* Prompt *
Quote, verbatim, all material below, without pictures.

[Saved data entries]
------
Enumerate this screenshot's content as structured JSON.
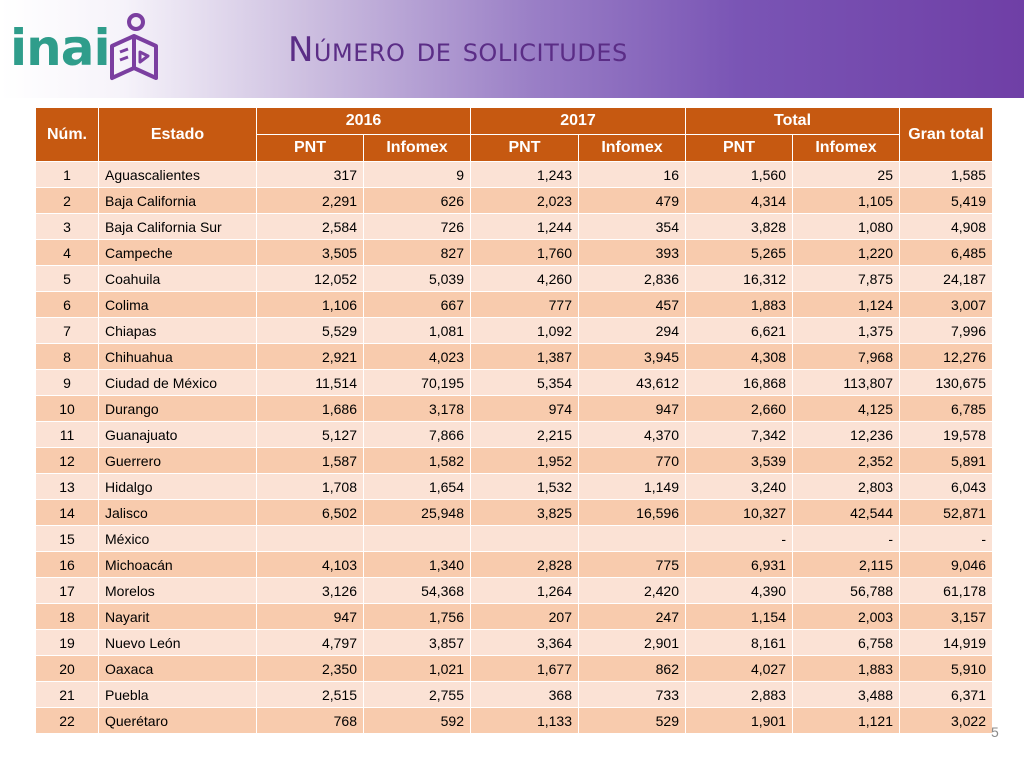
{
  "header": {
    "logo_text": "inai",
    "title": "Número de solicitudes"
  },
  "colors": {
    "header_fill": "#c65911",
    "row_light": "#fbe2d5",
    "row_dark": "#f8cbad",
    "logo_green": "#2f9d8b",
    "logo_purple": "#7b3fa0",
    "title_color": "#5b2d86"
  },
  "icons": {
    "logo": "inai-book-person-icon"
  },
  "table": {
    "headers": {
      "num": "Núm.",
      "estado": "Estado",
      "y2016": "2016",
      "y2017": "2017",
      "total": "Total",
      "gran_total": "Gran total",
      "pnt": "PNT",
      "infomex": "Infomex"
    },
    "rows": [
      {
        "num": "1",
        "estado": "Aguascalientes",
        "pnt2016": "317",
        "inf2016": "9",
        "pnt2017": "1,243",
        "inf2017": "16",
        "pntTotal": "1,560",
        "infTotal": "25",
        "gran": "1,585"
      },
      {
        "num": "2",
        "estado": "Baja California",
        "pnt2016": "2,291",
        "inf2016": "626",
        "pnt2017": "2,023",
        "inf2017": "479",
        "pntTotal": "4,314",
        "infTotal": "1,105",
        "gran": "5,419"
      },
      {
        "num": "3",
        "estado": "Baja California Sur",
        "pnt2016": "2,584",
        "inf2016": "726",
        "pnt2017": "1,244",
        "inf2017": "354",
        "pntTotal": "3,828",
        "infTotal": "1,080",
        "gran": "4,908"
      },
      {
        "num": "4",
        "estado": "Campeche",
        "pnt2016": "3,505",
        "inf2016": "827",
        "pnt2017": "1,760",
        "inf2017": "393",
        "pntTotal": "5,265",
        "infTotal": "1,220",
        "gran": "6,485"
      },
      {
        "num": "5",
        "estado": "Coahuila",
        "pnt2016": "12,052",
        "inf2016": "5,039",
        "pnt2017": "4,260",
        "inf2017": "2,836",
        "pntTotal": "16,312",
        "infTotal": "7,875",
        "gran": "24,187"
      },
      {
        "num": "6",
        "estado": "Colima",
        "pnt2016": "1,106",
        "inf2016": "667",
        "pnt2017": "777",
        "inf2017": "457",
        "pntTotal": "1,883",
        "infTotal": "1,124",
        "gran": "3,007"
      },
      {
        "num": "7",
        "estado": "Chiapas",
        "pnt2016": "5,529",
        "inf2016": "1,081",
        "pnt2017": "1,092",
        "inf2017": "294",
        "pntTotal": "6,621",
        "infTotal": "1,375",
        "gran": "7,996"
      },
      {
        "num": "8",
        "estado": "Chihuahua",
        "pnt2016": "2,921",
        "inf2016": "4,023",
        "pnt2017": "1,387",
        "inf2017": "3,945",
        "pntTotal": "4,308",
        "infTotal": "7,968",
        "gran": "12,276"
      },
      {
        "num": "9",
        "estado": "Ciudad de México",
        "pnt2016": "11,514",
        "inf2016": "70,195",
        "pnt2017": "5,354",
        "inf2017": "43,612",
        "pntTotal": "16,868",
        "infTotal": "113,807",
        "gran": "130,675"
      },
      {
        "num": "10",
        "estado": "Durango",
        "pnt2016": "1,686",
        "inf2016": "3,178",
        "pnt2017": "974",
        "inf2017": "947",
        "pntTotal": "2,660",
        "infTotal": "4,125",
        "gran": "6,785"
      },
      {
        "num": "11",
        "estado": "Guanajuato",
        "pnt2016": "5,127",
        "inf2016": "7,866",
        "pnt2017": "2,215",
        "inf2017": "4,370",
        "pntTotal": "7,342",
        "infTotal": "12,236",
        "gran": "19,578"
      },
      {
        "num": "12",
        "estado": "Guerrero",
        "pnt2016": "1,587",
        "inf2016": "1,582",
        "pnt2017": "1,952",
        "inf2017": "770",
        "pntTotal": "3,539",
        "infTotal": "2,352",
        "gran": "5,891"
      },
      {
        "num": "13",
        "estado": "Hidalgo",
        "pnt2016": "1,708",
        "inf2016": "1,654",
        "pnt2017": "1,532",
        "inf2017": "1,149",
        "pntTotal": "3,240",
        "infTotal": "2,803",
        "gran": "6,043"
      },
      {
        "num": "14",
        "estado": "Jalisco",
        "pnt2016": "6,502",
        "inf2016": "25,948",
        "pnt2017": "3,825",
        "inf2017": "16,596",
        "pntTotal": "10,327",
        "infTotal": "42,544",
        "gran": "52,871"
      },
      {
        "num": "15",
        "estado": "México",
        "pnt2016": "",
        "inf2016": "",
        "pnt2017": "",
        "inf2017": "",
        "pntTotal": "-",
        "infTotal": "-",
        "gran": "-"
      },
      {
        "num": "16",
        "estado": "Michoacán",
        "pnt2016": "4,103",
        "inf2016": "1,340",
        "pnt2017": "2,828",
        "inf2017": "775",
        "pntTotal": "6,931",
        "infTotal": "2,115",
        "gran": "9,046"
      },
      {
        "num": "17",
        "estado": "Morelos",
        "pnt2016": "3,126",
        "inf2016": "54,368",
        "pnt2017": "1,264",
        "inf2017": "2,420",
        "pntTotal": "4,390",
        "infTotal": "56,788",
        "gran": "61,178"
      },
      {
        "num": "18",
        "estado": "Nayarit",
        "pnt2016": "947",
        "inf2016": "1,756",
        "pnt2017": "207",
        "inf2017": "247",
        "pntTotal": "1,154",
        "infTotal": "2,003",
        "gran": "3,157"
      },
      {
        "num": "19",
        "estado": "Nuevo León",
        "pnt2016": "4,797",
        "inf2016": "3,857",
        "pnt2017": "3,364",
        "inf2017": "2,901",
        "pntTotal": "8,161",
        "infTotal": "6,758",
        "gran": "14,919"
      },
      {
        "num": "20",
        "estado": "Oaxaca",
        "pnt2016": "2,350",
        "inf2016": "1,021",
        "pnt2017": "1,677",
        "inf2017": "862",
        "pntTotal": "4,027",
        "infTotal": "1,883",
        "gran": "5,910"
      },
      {
        "num": "21",
        "estado": "Puebla",
        "pnt2016": "2,515",
        "inf2016": "2,755",
        "pnt2017": "368",
        "inf2017": "733",
        "pntTotal": "2,883",
        "infTotal": "3,488",
        "gran": "6,371"
      },
      {
        "num": "22",
        "estado": "Querétaro",
        "pnt2016": "768",
        "inf2016": "592",
        "pnt2017": "1,133",
        "inf2017": "529",
        "pntTotal": "1,901",
        "infTotal": "1,121",
        "gran": "3,022"
      }
    ]
  },
  "footer": {
    "page_number": "5"
  }
}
------
* The result *
Enumerate this screenshot's content as structured JSON.
{
  "header": {
    "logo_text": "inai",
    "title": "Número de solicitudes"
  },
  "colors": {
    "header_fill": "#c65911",
    "row_light": "#fbe2d5",
    "row_dark": "#f8cbad",
    "logo_green": "#2f9d8b",
    "logo_purple": "#7b3fa0",
    "title_color": "#5b2d86"
  },
  "icons": {
    "logo": "inai-book-person-icon"
  },
  "table": {
    "headers": {
      "num": "Núm.",
      "estado": "Estado",
      "y2016": "2016",
      "y2017": "2017",
      "total": "Total",
      "gran_total": "Gran total",
      "pnt": "PNT",
      "infomex": "Infomex"
    },
    "rows": [
      {
        "num": "1",
        "estado": "Aguascalientes",
        "pnt2016": "317",
        "inf2016": "9",
        "pnt2017": "1,243",
        "inf2017": "16",
        "pntTotal": "1,560",
        "infTotal": "25",
        "gran": "1,585"
      },
      {
        "num": "2",
        "estado": "Baja California",
        "pnt2016": "2,291",
        "inf2016": "626",
        "pnt2017": "2,023",
        "inf2017": "479",
        "pntTotal": "4,314",
        "infTotal": "1,105",
        "gran": "5,419"
      },
      {
        "num": "3",
        "estado": "Baja California Sur",
        "pnt2016": "2,584",
        "inf2016": "726",
        "pnt2017": "1,244",
        "inf2017": "354",
        "pntTotal": "3,828",
        "infTotal": "1,080",
        "gran": "4,908"
      },
      {
        "num": "4",
        "estado": "Campeche",
        "pnt2016": "3,505",
        "inf2016": "827",
        "pnt2017": "1,760",
        "inf2017": "393",
        "pntTotal": "5,265",
        "infTotal": "1,220",
        "gran": "6,485"
      },
      {
        "num": "5",
        "estado": "Coahuila",
        "pnt2016": "12,052",
        "inf2016": "5,039",
        "pnt2017": "4,260",
        "inf2017": "2,836",
        "pntTotal": "16,312",
        "infTotal": "7,875",
        "gran": "24,187"
      },
      {
        "num": "6",
        "estado": "Colima",
        "pnt2016": "1,106",
        "inf2016": "667",
        "pnt2017": "777",
        "inf2017": "457",
        "pntTotal": "1,883",
        "infTotal": "1,124",
        "gran": "3,007"
      },
      {
        "num": "7",
        "estado": "Chiapas",
        "pnt2016": "5,529",
        "inf2016": "1,081",
        "pnt2017": "1,092",
        "inf2017": "294",
        "pntTotal": "6,621",
        "infTotal": "1,375",
        "gran": "7,996"
      },
      {
        "num": "8",
        "estado": "Chihuahua",
        "pnt2016": "2,921",
        "inf2016": "4,023",
        "pnt2017": "1,387",
        "inf2017": "3,945",
        "pntTotal": "4,308",
        "infTotal": "7,968",
        "gran": "12,276"
      },
      {
        "num": "9",
        "estado": "Ciudad de México",
        "pnt2016": "11,514",
        "inf2016": "70,195",
        "pnt2017": "5,354",
        "inf2017": "43,612",
        "pntTotal": "16,868",
        "infTotal": "113,807",
        "gran": "130,675"
      },
      {
        "num": "10",
        "estado": "Durango",
        "pnt2016": "1,686",
        "inf2016": "3,178",
        "pnt2017": "974",
        "inf2017": "947",
        "pntTotal": "2,660",
        "infTotal": "4,125",
        "gran": "6,785"
      },
      {
        "num": "11",
        "estado": "Guanajuato",
        "pnt2016": "5,127",
        "inf2016": "7,866",
        "pnt2017": "2,215",
        "inf2017": "4,370",
        "pntTotal": "7,342",
        "infTotal": "12,236",
        "gran": "19,578"
      },
      {
        "num": "12",
        "estado": "Guerrero",
        "pnt2016": "1,587",
        "inf2016": "1,582",
        "pnt2017": "1,952",
        "inf2017": "770",
        "pntTotal": "3,539",
        "infTotal": "2,352",
        "gran": "5,891"
      },
      {
        "num": "13",
        "estado": "Hidalgo",
        "pnt2016": "1,708",
        "inf2016": "1,654",
        "pnt2017": "1,532",
        "inf2017": "1,149",
        "pntTotal": "3,240",
        "infTotal": "2,803",
        "gran": "6,043"
      },
      {
        "num": "14",
        "estado": "Jalisco",
        "pnt2016": "6,502",
        "inf2016": "25,948",
        "pnt2017": "3,825",
        "inf2017": "16,596",
        "pntTotal": "10,327",
        "infTotal": "42,544",
        "gran": "52,871"
      },
      {
        "num": "15",
        "estado": "México",
        "pnt2016": "",
        "inf2016": "",
        "pnt2017": "",
        "inf2017": "",
        "pntTotal": "-",
        "infTotal": "-",
        "gran": "-"
      },
      {
        "num": "16",
        "estado": "Michoacán",
        "pnt2016": "4,103",
        "inf2016": "1,340",
        "pnt2017": "2,828",
        "inf2017": "775",
        "pntTotal": "6,931",
        "infTotal": "2,115",
        "gran": "9,046"
      },
      {
        "num": "17",
        "estado": "Morelos",
        "pnt2016": "3,126",
        "inf2016": "54,368",
        "pnt2017": "1,264",
        "inf2017": "2,420",
        "pntTotal": "4,390",
        "infTotal": "56,788",
        "gran": "61,178"
      },
      {
        "num": "18",
        "estado": "Nayarit",
        "pnt2016": "947",
        "inf2016": "1,756",
        "pnt2017": "207",
        "inf2017": "247",
        "pntTotal": "1,154",
        "infTotal": "2,003",
        "gran": "3,157"
      },
      {
        "num": "19",
        "estado": "Nuevo León",
        "pnt2016": "4,797",
        "inf2016": "3,857",
        "pnt2017": "3,364",
        "inf2017": "2,901",
        "pntTotal": "8,161",
        "infTotal": "6,758",
        "gran": "14,919"
      },
      {
        "num": "20",
        "estado": "Oaxaca",
        "pnt2016": "2,350",
        "inf2016": "1,021",
        "pnt2017": "1,677",
        "inf2017": "862",
        "pntTotal": "4,027",
        "infTotal": "1,883",
        "gran": "5,910"
      },
      {
        "num": "21",
        "estado": "Puebla",
        "pnt2016": "2,515",
        "inf2016": "2,755",
        "pnt2017": "368",
        "inf2017": "733",
        "pntTotal": "2,883",
        "infTotal": "3,488",
        "gran": "6,371"
      },
      {
        "num": "22",
        "estado": "Querétaro",
        "pnt2016": "768",
        "inf2016": "592",
        "pnt2017": "1,133",
        "inf2017": "529",
        "pntTotal": "1,901",
        "infTotal": "1,121",
        "gran": "3,022"
      }
    ]
  },
  "footer": {
    "page_number": "5"
  }
}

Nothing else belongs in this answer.